**Your task**:
Select all lines in the records that include "rtxtserver".

**Dataset excerpts**:
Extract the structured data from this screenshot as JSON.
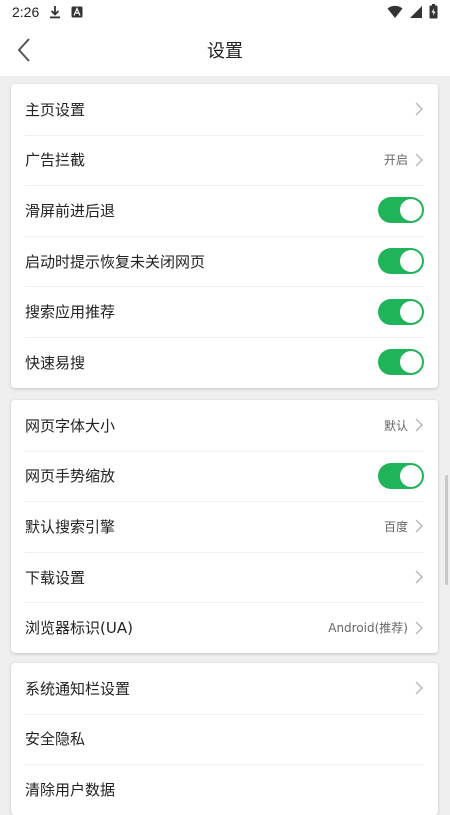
{
  "status_bar": {
    "time": "2:26",
    "icons": [
      "download-icon",
      "app-notification-icon",
      "wifi-icon",
      "signal-icon",
      "battery-icon"
    ]
  },
  "header": {
    "back_icon": "back-arrow-icon",
    "title": "设置"
  },
  "colors": {
    "toggle_on": "#1fb35a",
    "background": "#efefef",
    "card": "#ffffff"
  },
  "groups": [
    {
      "items": [
        {
          "label": "主页设置",
          "value": "",
          "control": "chevron"
        },
        {
          "label": "广告拦截",
          "value": "开启",
          "control": "chevron"
        },
        {
          "label": "滑屏前进后退",
          "value": "",
          "control": "toggle",
          "on": true
        },
        {
          "label": "启动时提示恢复未关闭网页",
          "value": "",
          "control": "toggle",
          "on": true
        },
        {
          "label": "搜索应用推荐",
          "value": "",
          "control": "toggle",
          "on": true
        },
        {
          "label": "快速易搜",
          "value": "",
          "control": "toggle",
          "on": true
        }
      ]
    },
    {
      "items": [
        {
          "label": "网页字体大小",
          "value": "默认",
          "control": "chevron"
        },
        {
          "label": "网页手势缩放",
          "value": "",
          "control": "toggle",
          "on": true
        },
        {
          "label": "默认搜索引擎",
          "value": "百度",
          "control": "chevron"
        },
        {
          "label": "下载设置",
          "value": "",
          "control": "chevron"
        },
        {
          "label": "浏览器标识(UA)",
          "value": "Android(推荐)",
          "control": "chevron"
        }
      ]
    },
    {
      "items": [
        {
          "label": "系统通知栏设置",
          "value": "",
          "control": "chevron"
        },
        {
          "label": "安全隐私",
          "value": "",
          "control": "none"
        },
        {
          "label": "清除用户数据",
          "value": "",
          "control": "none"
        }
      ]
    }
  ]
}
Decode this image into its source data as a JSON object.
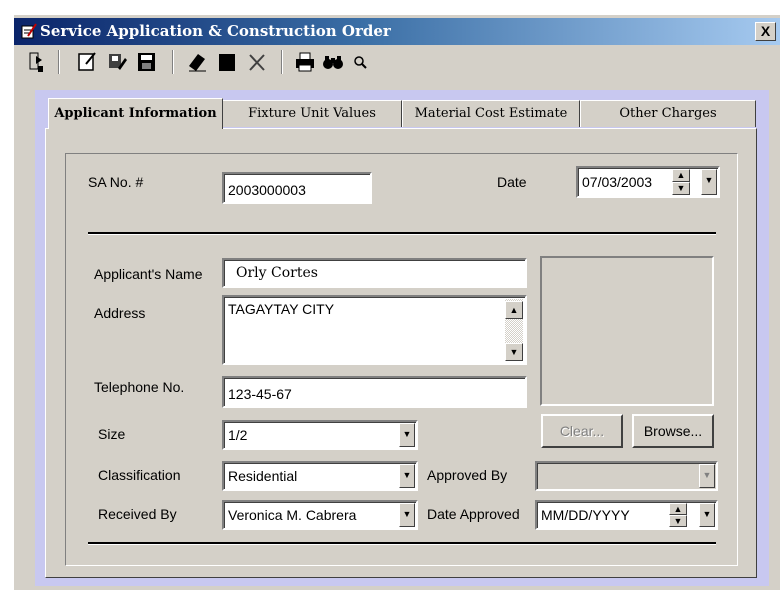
{
  "window": {
    "title": "Service Application & Construction Order",
    "close_label": "X"
  },
  "toolbar": {
    "icons": [
      "exit-icon",
      "new-icon",
      "edit-icon",
      "save-icon",
      "erase-icon",
      "stop-icon",
      "delete-icon",
      "print-icon",
      "find-icon",
      "zoom-icon"
    ]
  },
  "tabs": [
    {
      "label": "Applicant Information",
      "active": true
    },
    {
      "label": "Fixture Unit Values",
      "active": false
    },
    {
      "label": "Material Cost Estimate",
      "active": false
    },
    {
      "label": "Other Charges",
      "active": false
    }
  ],
  "form": {
    "sa_no_label": "SA No. #",
    "sa_no_value": "2003000003",
    "date_label": "Date",
    "date_value": "07/03/2003",
    "applicant_name_label": "Applicant's Name",
    "applicant_name_value": "Orly Cortes",
    "address_label": "Address",
    "address_value": "TAGAYTAY CITY",
    "telephone_label": "Telephone No.",
    "telephone_value": "123-45-67",
    "size_label": "Size",
    "size_value": "1/2",
    "classification_label": "Classification",
    "classification_value": "Residential",
    "received_by_label": "Received By",
    "received_by_value": "Veronica M. Cabrera",
    "approved_by_label": "Approved By",
    "approved_by_value": "",
    "date_approved_label": "Date Approved",
    "date_approved_value": "MM/DD/YYYY"
  },
  "buttons": {
    "clear_label": "Clear...",
    "browse_label": "Browse..."
  },
  "colors": {
    "title_bar_start": "#0a246a",
    "title_bar_end": "#a6caf0",
    "panel": "#d4d0c8",
    "tab_area": "#c8c8f0"
  }
}
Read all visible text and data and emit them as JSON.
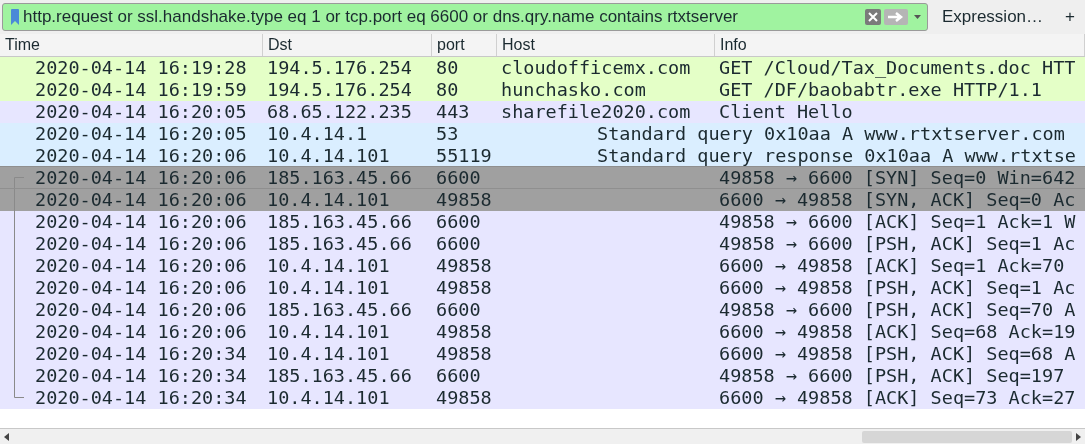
{
  "filter": {
    "value": "http.request or ssl.handshake.type eq 1 or tcp.port eq 6600 or dns.qry.name contains rtxtserver",
    "valid": true,
    "expression_button": "Expression…",
    "add_button": "+"
  },
  "table": {
    "columns": [
      "Time",
      "Dst",
      "port",
      "Host",
      "Info"
    ],
    "rows": [
      {
        "kind": "plain",
        "color": "#e4ffc7",
        "selected": false,
        "time": "2020-04-14 16:19:28",
        "dst": "194.5.176.254",
        "port": "80",
        "host": "cloudofficemx.com",
        "info": "GET /Cloud/Tax_Documents.doc HTT"
      },
      {
        "kind": "plain",
        "color": "#e4ffc7",
        "selected": false,
        "time": "2020-04-14 16:19:59",
        "dst": "194.5.176.254",
        "port": "80",
        "host": "hunchasko.com",
        "info": "GET /DF/baobabtr.exe HTTP/1.1"
      },
      {
        "kind": "plain",
        "color": "#e7e6ff",
        "selected": false,
        "time": "2020-04-14 16:20:05",
        "dst": "68.65.122.235",
        "port": "443",
        "host": "sharefile2020.com",
        "info": "Client Hello"
      },
      {
        "kind": "dns",
        "color": "#daeeff",
        "selected": false,
        "time": "2020-04-14 16:20:05",
        "dst": "10.4.14.1",
        "port": "53",
        "info": "Standard query 0x10aa A www.rtxtserver.com"
      },
      {
        "kind": "dns",
        "color": "#daeeff",
        "selected": false,
        "time": "2020-04-14 16:20:06",
        "dst": "10.4.14.101",
        "port": "55119",
        "info": "Standard query response 0x10aa A www.rtxtse"
      },
      {
        "kind": "conv-first",
        "color": "#a0a0a0",
        "selected": true,
        "time": "2020-04-14 16:20:06",
        "dst": "185.163.45.66",
        "port": "6600",
        "info": "49858 → 6600 [SYN] Seq=0 Win=642"
      },
      {
        "kind": "conv-mid",
        "color": "#a0a0a0",
        "selected": true,
        "time": "2020-04-14 16:20:06",
        "dst": "10.4.14.101",
        "port": "49858",
        "info": "6600 → 49858 [SYN, ACK] Seq=0 Ac"
      },
      {
        "kind": "conv-mid",
        "color": "#e7e6ff",
        "selected": false,
        "time": "2020-04-14 16:20:06",
        "dst": "185.163.45.66",
        "port": "6600",
        "info": "49858 → 6600 [ACK] Seq=1 Ack=1 W"
      },
      {
        "kind": "conv-mid",
        "color": "#e7e6ff",
        "selected": false,
        "time": "2020-04-14 16:20:06",
        "dst": "185.163.45.66",
        "port": "6600",
        "info": "49858 → 6600 [PSH, ACK] Seq=1 Ac"
      },
      {
        "kind": "conv-mid",
        "color": "#e7e6ff",
        "selected": false,
        "time": "2020-04-14 16:20:06",
        "dst": "10.4.14.101",
        "port": "49858",
        "info": "6600 → 49858 [ACK] Seq=1 Ack=70"
      },
      {
        "kind": "conv-mid",
        "color": "#e7e6ff",
        "selected": false,
        "time": "2020-04-14 16:20:06",
        "dst": "10.4.14.101",
        "port": "49858",
        "info": "6600 → 49858 [PSH, ACK] Seq=1 Ac"
      },
      {
        "kind": "conv-mid",
        "color": "#e7e6ff",
        "selected": false,
        "time": "2020-04-14 16:20:06",
        "dst": "185.163.45.66",
        "port": "6600",
        "info": "49858 → 6600 [PSH, ACK] Seq=70 A"
      },
      {
        "kind": "conv-mid",
        "color": "#e7e6ff",
        "selected": false,
        "time": "2020-04-14 16:20:06",
        "dst": "10.4.14.101",
        "port": "49858",
        "info": "6600 → 49858 [ACK] Seq=68 Ack=19"
      },
      {
        "kind": "conv-mid",
        "color": "#e7e6ff",
        "selected": false,
        "time": "2020-04-14 16:20:34",
        "dst": "10.4.14.101",
        "port": "49858",
        "info": "6600 → 49858 [PSH, ACK] Seq=68 A"
      },
      {
        "kind": "conv-mid",
        "color": "#e7e6ff",
        "selected": false,
        "time": "2020-04-14 16:20:34",
        "dst": "185.163.45.66",
        "port": "6600",
        "info": "49858 → 6600 [PSH, ACK] Seq=197"
      },
      {
        "kind": "conv-last",
        "color": "#e7e6ff",
        "selected": false,
        "time": "2020-04-14 16:20:34",
        "dst": "10.4.14.101",
        "port": "49858",
        "info": "6600 → 49858 [ACK] Seq=73 Ack=27"
      }
    ]
  }
}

**Exercise output**:
    "value": "http.request or ssl.handshake.type eq 1 or tcp.port eq 6600 or dns.qry.name contains rtxtserver",
        "info": "Standard query 0x10aa A www.rtxtserver.com"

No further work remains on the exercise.